* _Supplied passage_:
%%
They do -- but they will need a proper lubricant, and it will
need to be applied frequently. And again -- do they have a long enough
thread?

Looking at MSC's web site, the first 0-80 tap which I find is a
gun tap (spiral point) (the right choice for power tapping), with TiN
coating (better/smoother chip flow), and it says thread length 5/16" --
in other words half of what you say you want.

And the first thread-forming tap which I find in that size has
an *overall* length of 1-5/8", with the illustration suggesting that at
most 1/3 of that length is threading (about 1/2"), but there is a
reduced diameter section which may allow you to tap as far as you need.

If I stick with cutting taps what tap qualities should I be looking
for in miniature taps for soft metals? (ie Coating, material, tap
style, manufacturer, etc)

Call a the help line at good manufacturer (e.g. Cleveland or
Greenfield Tap & Die), and ask for their suggestions. Note that we are
talking a bit over $25.00 per tap -- until you get enough to start
getting a quantity discount.

But really, consider drilling and taping from each end so you
don't need such extreme cutting conditions.

Good Luck,
DoN.
%%
* _Required task 1_: Rewrite the paragraph of the forum post that begins "Looking at MSC's web site" in a shorter form, keeping its main facts.

* _Element region listings_:
%%
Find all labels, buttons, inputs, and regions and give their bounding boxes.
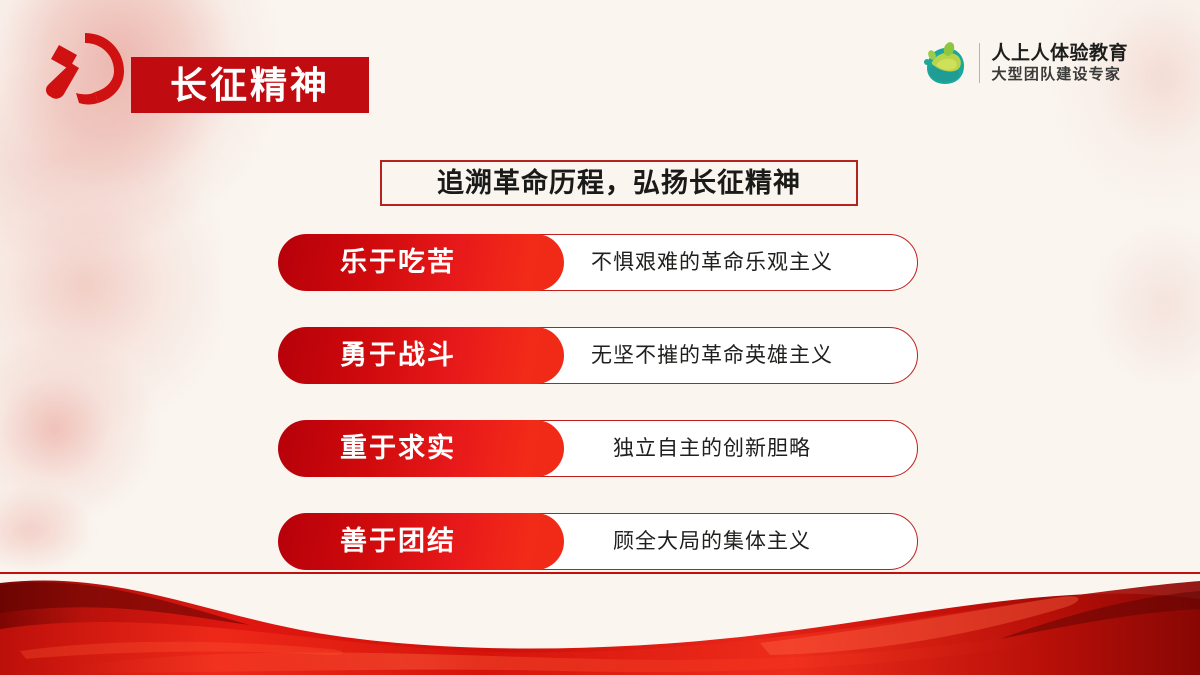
spirit-description-pill: 无坚不摧的革命英雄主义 (506, 327, 918, 384)
spirit-description: 顾全大局的集体主义 (613, 531, 811, 552)
spirit-label-pill[interactable]: 重于求实 (278, 420, 564, 477)
brand-logo: 人上人体验教育 大型团队建设专家 (918, 38, 1128, 88)
brand-name: 人上人体验教育 (991, 44, 1128, 64)
page-title-box: 长征精神 (131, 57, 369, 113)
spirit-label: 勇于战斗 (340, 342, 456, 369)
spirit-label-pill[interactable]: 乐于吃苦 (278, 234, 564, 291)
spirit-description-pill: 顾全大局的集体主义 (506, 513, 918, 570)
watercolor-wash-left-middle (0, 150, 220, 450)
subtitle-box: 追溯革命历程，弘扬长征精神 (380, 160, 858, 206)
list-item[interactable]: 无坚不摧的革命英雄主义 勇于战斗 (278, 327, 918, 384)
brand-tagline: 大型团队建设专家 (991, 67, 1128, 83)
page-title: 长征精神 (170, 67, 330, 104)
list-item[interactable]: 不惧艰难的革命乐观主义 乐于吃苦 (278, 234, 918, 291)
watercolor-wash-right-top (1030, 0, 1200, 220)
spirit-description: 不惧艰难的革命乐观主义 (591, 252, 833, 273)
red-silk-wave-icon (0, 555, 1200, 675)
hammer-and-sickle-icon (38, 27, 134, 113)
brand-text: 人上人体验教育 大型团队建设专家 (991, 44, 1128, 83)
brand-divider (979, 43, 980, 83)
spirit-list: 不惧艰难的革命乐观主义 乐于吃苦 无坚不摧的革命英雄主义 勇于战斗 独立自主的创… (278, 234, 918, 570)
spirit-label: 善于团结 (340, 528, 456, 555)
spirit-description-pill: 不惧艰难的革命乐观主义 (506, 234, 918, 291)
leaf-circle-logo-icon (918, 38, 968, 88)
spirit-label: 乐于吃苦 (340, 249, 456, 276)
watercolor-wash-left-lower (0, 330, 170, 530)
list-item[interactable]: 顾全大局的集体主义 善于团结 (278, 513, 918, 570)
subtitle-text: 追溯革命历程，弘扬长征精神 (437, 170, 801, 197)
slide-canvas: 长征精神 人上人体验教育 大型团队建设专家 追溯革命历程，弘扬长征精神 (0, 0, 1200, 675)
watercolor-wash-right-lower (1060, 200, 1200, 410)
spirit-label-pill[interactable]: 善于团结 (278, 513, 564, 570)
spirit-description-pill: 独立自主的创新胆略 (506, 420, 918, 477)
spirit-label-pill[interactable]: 勇于战斗 (278, 327, 564, 384)
spirit-description: 无坚不摧的革命英雄主义 (591, 345, 833, 366)
spirit-description: 独立自主的创新胆略 (613, 438, 811, 459)
spirit-label: 重于求实 (340, 435, 456, 462)
list-item[interactable]: 独立自主的创新胆略 重于求实 (278, 420, 918, 477)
%%
* _Required task 2_: Render the records from the line containing "spirit-description-pill: 无坚不摧的革命英雄主义 (506, 327, 918, 384)" through the line containing "spirit-label: 善于团结 (340, 528, 456, 555)" as a numbered list, leaving out blank lines.

* _Written answer 1_: On MSC's web site, the first 0-80 tap listed is a spiral-point gun tap, the right choice for power tapping. It has a TiN coating for better, smoother chip flow. Its thread length is 5/16", half of what the asker wants.

* _Written answer 2_:
1. spirit-description-pill: 无坚不摧的革命英雄主义 (506, 327, 918, 384)
2. spirit-description: 顾全大局的集体主义 (613, 531, 811, 552)
3. spirit-label-pill[interactable]: 重于求实 (278, 420, 564, 477)
4. brand-logo: 人上人体验教育 大型团队建设专家 (918, 38, 1128, 88)
5. brand-name: 人上人体验教育 (991, 44, 1128, 64)
6. page-title-box: 长征精神 (131, 57, 369, 113)
7. spirit-label: 勇于战斗 (340, 342, 456, 369)
8. spirit-label-pill[interactable]: 乐于吃苦 (278, 234, 564, 291)
9. spirit-description-pill: 顾全大局的集体主义 (506, 513, 918, 570)
10. watercolor-wash-left-middle (0, 150, 220, 450)
11. subtitle-box: 追溯革命历程，弘扬长征精神 (380, 160, 858, 206)
12. list-item[interactable]: 无坚不摧的革命英雄主义 勇于战斗 (278, 327, 918, 384)
13. brand-tagline: 大型团队建设专家 (991, 67, 1128, 83)
14. page-title: 长征精神 (170, 67, 330, 104)
15. list-item[interactable]: 不惧艰难的革命乐观主义 乐于吃苦 (278, 234, 918, 291)
16. watercolor-wash-right-top (1030, 0, 1200, 220)
17. spirit-description: 不惧艰难的革命乐观主义 (591, 252, 833, 273)
18. red-silk-wave-icon (0, 555, 1200, 675)
19. hammer-and-sickle-icon (38, 27, 134, 113)
20. brand-text: 人上人体验教育 大型团队建设专家 (991, 44, 1128, 83)
21. brand-divider (979, 43, 980, 83)
22. spirit-list: 不惧艰难的革命乐观主义 乐于吃苦 无坚不摧的革命英雄主义 勇于战斗 独立自主的创… (278, 234, 918, 570)
23. spirit-label: 善于团结 (340, 528, 456, 555)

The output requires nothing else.